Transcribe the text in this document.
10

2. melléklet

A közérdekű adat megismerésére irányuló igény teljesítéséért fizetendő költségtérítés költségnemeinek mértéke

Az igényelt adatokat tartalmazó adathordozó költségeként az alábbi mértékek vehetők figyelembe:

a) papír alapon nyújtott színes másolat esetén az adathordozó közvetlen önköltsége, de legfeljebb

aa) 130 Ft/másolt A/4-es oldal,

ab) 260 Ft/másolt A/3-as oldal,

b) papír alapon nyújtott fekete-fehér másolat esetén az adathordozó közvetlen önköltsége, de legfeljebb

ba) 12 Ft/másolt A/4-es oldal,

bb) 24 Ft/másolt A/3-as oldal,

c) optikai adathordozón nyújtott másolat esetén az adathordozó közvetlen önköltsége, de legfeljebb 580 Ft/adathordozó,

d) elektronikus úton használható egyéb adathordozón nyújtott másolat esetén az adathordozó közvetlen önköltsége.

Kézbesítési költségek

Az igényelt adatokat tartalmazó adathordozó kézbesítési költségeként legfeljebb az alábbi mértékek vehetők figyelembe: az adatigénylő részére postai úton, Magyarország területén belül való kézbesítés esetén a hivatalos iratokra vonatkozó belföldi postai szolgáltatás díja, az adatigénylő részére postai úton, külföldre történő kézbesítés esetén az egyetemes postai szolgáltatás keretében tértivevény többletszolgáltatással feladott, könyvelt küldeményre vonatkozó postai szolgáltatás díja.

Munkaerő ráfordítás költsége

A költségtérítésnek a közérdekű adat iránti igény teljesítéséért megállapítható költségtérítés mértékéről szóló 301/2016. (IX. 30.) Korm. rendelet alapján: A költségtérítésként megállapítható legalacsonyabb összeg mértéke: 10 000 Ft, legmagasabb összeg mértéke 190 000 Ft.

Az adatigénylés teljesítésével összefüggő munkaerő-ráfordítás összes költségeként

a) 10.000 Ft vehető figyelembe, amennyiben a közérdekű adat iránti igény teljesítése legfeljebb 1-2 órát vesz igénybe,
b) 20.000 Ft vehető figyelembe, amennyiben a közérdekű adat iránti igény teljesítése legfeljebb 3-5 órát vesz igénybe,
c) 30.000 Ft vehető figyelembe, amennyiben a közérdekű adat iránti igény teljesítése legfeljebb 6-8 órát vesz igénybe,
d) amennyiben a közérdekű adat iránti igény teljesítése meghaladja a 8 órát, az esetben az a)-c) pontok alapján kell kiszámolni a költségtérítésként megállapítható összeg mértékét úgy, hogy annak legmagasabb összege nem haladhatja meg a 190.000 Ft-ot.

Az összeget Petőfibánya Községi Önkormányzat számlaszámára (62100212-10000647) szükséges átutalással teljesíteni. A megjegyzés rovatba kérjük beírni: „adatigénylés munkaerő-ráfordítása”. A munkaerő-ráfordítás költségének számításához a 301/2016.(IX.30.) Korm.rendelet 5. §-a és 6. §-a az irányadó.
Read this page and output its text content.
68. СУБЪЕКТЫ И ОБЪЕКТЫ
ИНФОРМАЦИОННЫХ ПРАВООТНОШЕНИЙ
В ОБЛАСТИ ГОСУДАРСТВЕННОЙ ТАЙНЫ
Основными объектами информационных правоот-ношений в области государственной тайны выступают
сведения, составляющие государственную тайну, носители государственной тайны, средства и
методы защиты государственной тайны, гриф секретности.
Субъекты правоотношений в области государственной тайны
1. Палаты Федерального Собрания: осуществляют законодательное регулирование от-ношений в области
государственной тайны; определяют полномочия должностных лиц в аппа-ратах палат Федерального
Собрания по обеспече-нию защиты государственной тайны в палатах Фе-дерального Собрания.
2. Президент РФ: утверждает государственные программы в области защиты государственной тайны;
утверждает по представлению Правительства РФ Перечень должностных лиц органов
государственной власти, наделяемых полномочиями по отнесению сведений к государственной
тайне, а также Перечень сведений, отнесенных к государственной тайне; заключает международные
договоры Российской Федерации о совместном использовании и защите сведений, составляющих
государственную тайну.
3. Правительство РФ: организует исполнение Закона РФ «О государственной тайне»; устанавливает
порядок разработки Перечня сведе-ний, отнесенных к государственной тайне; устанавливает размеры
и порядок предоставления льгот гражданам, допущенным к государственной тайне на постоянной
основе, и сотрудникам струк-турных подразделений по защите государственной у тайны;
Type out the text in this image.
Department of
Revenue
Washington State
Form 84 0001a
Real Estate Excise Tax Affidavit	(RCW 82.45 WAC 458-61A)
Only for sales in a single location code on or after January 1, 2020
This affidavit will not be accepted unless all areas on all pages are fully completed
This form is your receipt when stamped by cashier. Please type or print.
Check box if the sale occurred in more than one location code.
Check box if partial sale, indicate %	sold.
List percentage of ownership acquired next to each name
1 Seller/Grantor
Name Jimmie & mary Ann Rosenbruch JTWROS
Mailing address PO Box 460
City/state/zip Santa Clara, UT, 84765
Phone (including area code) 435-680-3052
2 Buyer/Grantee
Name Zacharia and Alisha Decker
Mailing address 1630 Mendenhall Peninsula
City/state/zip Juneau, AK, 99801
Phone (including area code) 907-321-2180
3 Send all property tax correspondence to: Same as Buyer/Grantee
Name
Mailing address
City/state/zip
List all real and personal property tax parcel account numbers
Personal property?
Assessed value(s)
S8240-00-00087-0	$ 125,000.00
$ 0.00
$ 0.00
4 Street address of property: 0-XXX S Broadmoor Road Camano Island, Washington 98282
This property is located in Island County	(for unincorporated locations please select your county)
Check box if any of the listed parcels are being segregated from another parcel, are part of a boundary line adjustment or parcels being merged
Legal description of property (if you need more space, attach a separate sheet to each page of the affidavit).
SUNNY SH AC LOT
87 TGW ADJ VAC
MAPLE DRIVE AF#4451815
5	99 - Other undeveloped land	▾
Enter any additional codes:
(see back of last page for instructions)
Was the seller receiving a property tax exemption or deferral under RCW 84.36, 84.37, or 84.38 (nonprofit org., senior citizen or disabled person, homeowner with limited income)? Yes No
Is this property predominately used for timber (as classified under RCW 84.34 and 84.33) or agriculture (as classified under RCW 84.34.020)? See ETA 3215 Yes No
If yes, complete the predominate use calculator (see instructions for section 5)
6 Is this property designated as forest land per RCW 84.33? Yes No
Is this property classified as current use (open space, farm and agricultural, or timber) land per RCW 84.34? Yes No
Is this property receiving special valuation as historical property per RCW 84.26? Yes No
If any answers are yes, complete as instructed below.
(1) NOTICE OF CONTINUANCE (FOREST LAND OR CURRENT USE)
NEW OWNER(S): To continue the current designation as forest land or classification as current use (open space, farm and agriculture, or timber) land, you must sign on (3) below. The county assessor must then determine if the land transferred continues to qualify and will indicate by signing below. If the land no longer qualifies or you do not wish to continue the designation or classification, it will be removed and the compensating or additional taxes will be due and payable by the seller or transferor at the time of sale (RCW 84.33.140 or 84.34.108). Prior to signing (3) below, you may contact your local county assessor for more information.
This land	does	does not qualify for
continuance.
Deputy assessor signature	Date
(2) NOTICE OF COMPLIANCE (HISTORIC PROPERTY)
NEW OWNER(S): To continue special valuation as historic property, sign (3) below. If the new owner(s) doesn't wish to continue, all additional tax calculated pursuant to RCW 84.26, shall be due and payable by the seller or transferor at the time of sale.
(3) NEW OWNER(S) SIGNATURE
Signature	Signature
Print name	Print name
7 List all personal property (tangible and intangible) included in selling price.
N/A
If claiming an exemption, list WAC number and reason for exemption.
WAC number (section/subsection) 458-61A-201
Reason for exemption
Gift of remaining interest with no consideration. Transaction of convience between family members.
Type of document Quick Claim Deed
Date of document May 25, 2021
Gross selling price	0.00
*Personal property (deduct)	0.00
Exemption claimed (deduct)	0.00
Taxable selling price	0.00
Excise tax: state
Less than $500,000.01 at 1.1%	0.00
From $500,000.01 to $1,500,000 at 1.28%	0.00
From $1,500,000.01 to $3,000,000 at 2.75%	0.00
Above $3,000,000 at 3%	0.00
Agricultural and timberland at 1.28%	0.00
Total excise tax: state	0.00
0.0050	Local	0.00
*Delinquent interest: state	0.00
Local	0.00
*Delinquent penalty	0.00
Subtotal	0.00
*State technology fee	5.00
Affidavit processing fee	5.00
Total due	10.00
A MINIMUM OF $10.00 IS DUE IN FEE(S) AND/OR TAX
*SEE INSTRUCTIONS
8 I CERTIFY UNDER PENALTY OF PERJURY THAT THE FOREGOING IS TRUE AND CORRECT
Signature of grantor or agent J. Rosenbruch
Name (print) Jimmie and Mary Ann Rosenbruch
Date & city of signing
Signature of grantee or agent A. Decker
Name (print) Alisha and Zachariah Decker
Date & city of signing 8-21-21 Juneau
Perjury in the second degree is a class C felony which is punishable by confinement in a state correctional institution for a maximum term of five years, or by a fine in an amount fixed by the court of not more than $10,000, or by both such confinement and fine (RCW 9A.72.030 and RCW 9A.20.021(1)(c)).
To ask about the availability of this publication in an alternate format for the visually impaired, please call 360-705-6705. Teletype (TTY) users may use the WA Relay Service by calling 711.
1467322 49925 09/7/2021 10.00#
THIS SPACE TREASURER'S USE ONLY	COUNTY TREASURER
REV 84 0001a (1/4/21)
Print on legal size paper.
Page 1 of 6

-.-.-

▸ What you are asked to do
Copy every line in the records above that contains the word "interest".

▸ Expected output
Gift of remaining interest with no consideration. Transaction of convience between family members.
*Delinquent interest: state	0.00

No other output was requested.